Given exercise
Write out the whole listing again, exactly as given.
§
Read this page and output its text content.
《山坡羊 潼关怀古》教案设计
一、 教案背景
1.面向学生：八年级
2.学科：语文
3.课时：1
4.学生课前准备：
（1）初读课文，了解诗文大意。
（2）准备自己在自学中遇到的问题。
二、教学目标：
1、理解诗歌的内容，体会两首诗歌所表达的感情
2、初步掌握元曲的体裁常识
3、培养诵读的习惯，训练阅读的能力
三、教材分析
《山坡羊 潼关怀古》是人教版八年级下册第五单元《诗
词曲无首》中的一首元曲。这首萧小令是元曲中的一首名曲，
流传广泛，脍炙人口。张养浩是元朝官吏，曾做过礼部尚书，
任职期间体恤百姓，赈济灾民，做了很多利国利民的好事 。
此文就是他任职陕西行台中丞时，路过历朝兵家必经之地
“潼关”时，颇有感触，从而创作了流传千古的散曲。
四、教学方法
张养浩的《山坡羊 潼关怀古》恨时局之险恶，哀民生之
§
Written solution
Read this page and output its text content.
《山坡羊 潼关怀古》教案设计
一、 教案背景
1.面向学生：八年级
2.学科：语文
3.课时：1
4.学生课前准备：
（1）初读课文，了解诗文大意。
（2）准备自己在自学中遇到的问题。
二、教学目标：
1、理解诗歌的内容，体会两首诗歌所表达的感情
2、初步掌握元曲的体裁常识
3、培养诵读的习惯，训练阅读的能力
三、教材分析
《山坡羊 潼关怀古》是人教版八年级下册第五单元《诗
词曲无首》中的一首元曲。这首萧小令是元曲中的一首名曲，
流传广泛，脍炙人口。张养浩是元朝官吏，曾做过礼部尚书，
任职期间体恤百姓，赈济灾民，做了很多利国利民的好事 。
此文就是他任职陕西行台中丞时，路过历朝兵家必经之地
“潼关”时，颇有感触，从而创作了流传千古的散曲。
四、教学方法
张养浩的《山坡羊 潼关怀古》恨时局之险恶，哀民生之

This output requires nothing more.